__Task prompt__: Quote the entries word for word. Omit the pictures.

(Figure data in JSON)

□ □ □ □

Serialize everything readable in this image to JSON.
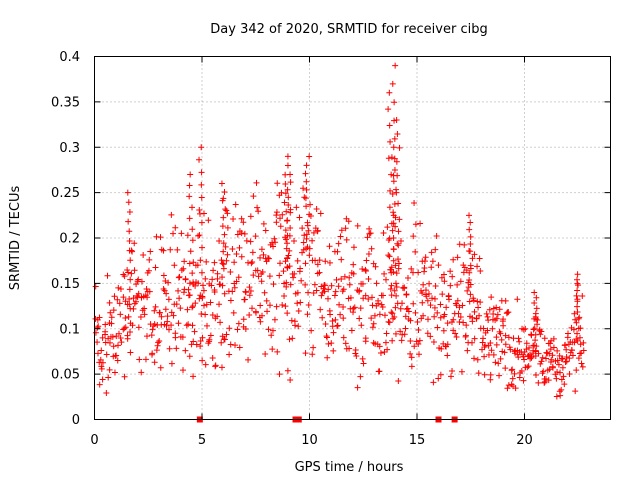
{
  "chart_data": {
    "type": "scatter",
    "title": "Day 342 of 2020, SRMTID for receiver cibg",
    "xlabel": "GPS time / hours",
    "ylabel": "SRMTID / TECUs",
    "xlim": [
      0,
      24
    ],
    "ylim": [
      0,
      0.4
    ],
    "xticks": [
      0,
      5,
      10,
      15,
      20
    ],
    "xtick_labels": [
      "0",
      "5",
      "10",
      "15",
      "20"
    ],
    "yticks": [
      0,
      0.05,
      0.1,
      0.15,
      0.2,
      0.25,
      0.3,
      0.35,
      0.4
    ],
    "ytick_labels": [
      "0",
      "0.05",
      "0.1",
      "0.15",
      "0.2",
      "0.25",
      "0.3",
      "0.35",
      "0.4"
    ],
    "grid": true,
    "marker": "+",
    "color": "#ff0000",
    "data_gap_markers_at_zero": [
      4.9,
      9.35,
      9.5,
      16.0,
      16.75
    ],
    "series": [
      {
        "name": "SRMTID",
        "x_start": 0.05,
        "x_step": 0.07,
        "profile": [
          [
            0.0,
            0.085
          ],
          [
            0.5,
            0.095
          ],
          [
            1.0,
            0.105
          ],
          [
            1.7,
            0.125
          ],
          [
            2.5,
            0.12
          ],
          [
            3.5,
            0.13
          ],
          [
            4.5,
            0.125
          ],
          [
            5.0,
            0.135
          ],
          [
            5.5,
            0.145
          ],
          [
            6.5,
            0.15
          ],
          [
            7.5,
            0.155
          ],
          [
            8.5,
            0.16
          ],
          [
            9.0,
            0.17
          ],
          [
            9.5,
            0.16
          ],
          [
            10.0,
            0.175
          ],
          [
            10.5,
            0.145
          ],
          [
            11.0,
            0.14
          ],
          [
            12.0,
            0.13
          ],
          [
            13.0,
            0.125
          ],
          [
            14.0,
            0.15
          ],
          [
            14.5,
            0.13
          ],
          [
            15.0,
            0.14
          ],
          [
            15.5,
            0.13
          ],
          [
            16.0,
            0.12
          ],
          [
            16.5,
            0.115
          ],
          [
            17.0,
            0.125
          ],
          [
            17.5,
            0.13
          ],
          [
            18.0,
            0.11
          ],
          [
            18.5,
            0.09
          ],
          [
            19.5,
            0.08
          ],
          [
            20.5,
            0.07
          ],
          [
            21.0,
            0.065
          ],
          [
            21.5,
            0.06
          ],
          [
            22.0,
            0.07
          ],
          [
            22.4,
            0.09
          ],
          [
            22.8,
            0.085
          ]
        ],
        "peaks": [
          {
            "x": 1.6,
            "y": 0.25
          },
          {
            "x": 4.95,
            "y": 0.3
          },
          {
            "x": 4.5,
            "y": 0.27
          },
          {
            "x": 6.0,
            "y": 0.26
          },
          {
            "x": 8.9,
            "y": 0.29
          },
          {
            "x": 9.05,
            "y": 0.27
          },
          {
            "x": 9.9,
            "y": 0.28
          },
          {
            "x": 13.9,
            "y": 0.39
          },
          {
            "x": 13.75,
            "y": 0.36
          },
          {
            "x": 14.1,
            "y": 0.33
          },
          {
            "x": 14.0,
            "y": 0.3
          },
          {
            "x": 17.5,
            "y": 0.225
          },
          {
            "x": 20.5,
            "y": 0.14
          },
          {
            "x": 22.5,
            "y": 0.16
          }
        ]
      }
    ]
  }
}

□ □ □ □

__Task response__:
Serialize everything readable in this image to JSON.
{
  "chart_data": {
    "type": "scatter",
    "title": "Day 342 of 2020, SRMTID for receiver cibg",
    "xlabel": "GPS time / hours",
    "ylabel": "SRMTID / TECUs",
    "xlim": [
      0,
      24
    ],
    "ylim": [
      0,
      0.4
    ],
    "xticks": [
      0,
      5,
      10,
      15,
      20
    ],
    "xtick_labels": [
      "0",
      "5",
      "10",
      "15",
      "20"
    ],
    "yticks": [
      0,
      0.05,
      0.1,
      0.15,
      0.2,
      0.25,
      0.3,
      0.35,
      0.4
    ],
    "ytick_labels": [
      "0",
      "0.05",
      "0.1",
      "0.15",
      "0.2",
      "0.25",
      "0.3",
      "0.35",
      "0.4"
    ],
    "grid": true,
    "marker": "+",
    "color": "#ff0000",
    "data_gap_markers_at_zero": [
      4.9,
      9.35,
      9.5,
      16.0,
      16.75
    ],
    "series": [
      {
        "name": "SRMTID",
        "x_start": 0.05,
        "x_step": 0.07,
        "profile": [
          [
            0.0,
            0.085
          ],
          [
            0.5,
            0.095
          ],
          [
            1.0,
            0.105
          ],
          [
            1.7,
            0.125
          ],
          [
            2.5,
            0.12
          ],
          [
            3.5,
            0.13
          ],
          [
            4.5,
            0.125
          ],
          [
            5.0,
            0.135
          ],
          [
            5.5,
            0.145
          ],
          [
            6.5,
            0.15
          ],
          [
            7.5,
            0.155
          ],
          [
            8.5,
            0.16
          ],
          [
            9.0,
            0.17
          ],
          [
            9.5,
            0.16
          ],
          [
            10.0,
            0.175
          ],
          [
            10.5,
            0.145
          ],
          [
            11.0,
            0.14
          ],
          [
            12.0,
            0.13
          ],
          [
            13.0,
            0.125
          ],
          [
            14.0,
            0.15
          ],
          [
            14.5,
            0.13
          ],
          [
            15.0,
            0.14
          ],
          [
            15.5,
            0.13
          ],
          [
            16.0,
            0.12
          ],
          [
            16.5,
            0.115
          ],
          [
            17.0,
            0.125
          ],
          [
            17.5,
            0.13
          ],
          [
            18.0,
            0.11
          ],
          [
            18.5,
            0.09
          ],
          [
            19.5,
            0.08
          ],
          [
            20.5,
            0.07
          ],
          [
            21.0,
            0.065
          ],
          [
            21.5,
            0.06
          ],
          [
            22.0,
            0.07
          ],
          [
            22.4,
            0.09
          ],
          [
            22.8,
            0.085
          ]
        ],
        "peaks": [
          {
            "x": 1.6,
            "y": 0.25
          },
          {
            "x": 4.95,
            "y": 0.3
          },
          {
            "x": 4.5,
            "y": 0.27
          },
          {
            "x": 6.0,
            "y": 0.26
          },
          {
            "x": 8.9,
            "y": 0.29
          },
          {
            "x": 9.05,
            "y": 0.27
          },
          {
            "x": 9.9,
            "y": 0.28
          },
          {
            "x": 13.9,
            "y": 0.39
          },
          {
            "x": 13.75,
            "y": 0.36
          },
          {
            "x": 14.1,
            "y": 0.33
          },
          {
            "x": 14.0,
            "y": 0.3
          },
          {
            "x": 17.5,
            "y": 0.225
          },
          {
            "x": 20.5,
            "y": 0.14
          },
          {
            "x": 22.5,
            "y": 0.16
          }
        ]
      }
    ]
  }
}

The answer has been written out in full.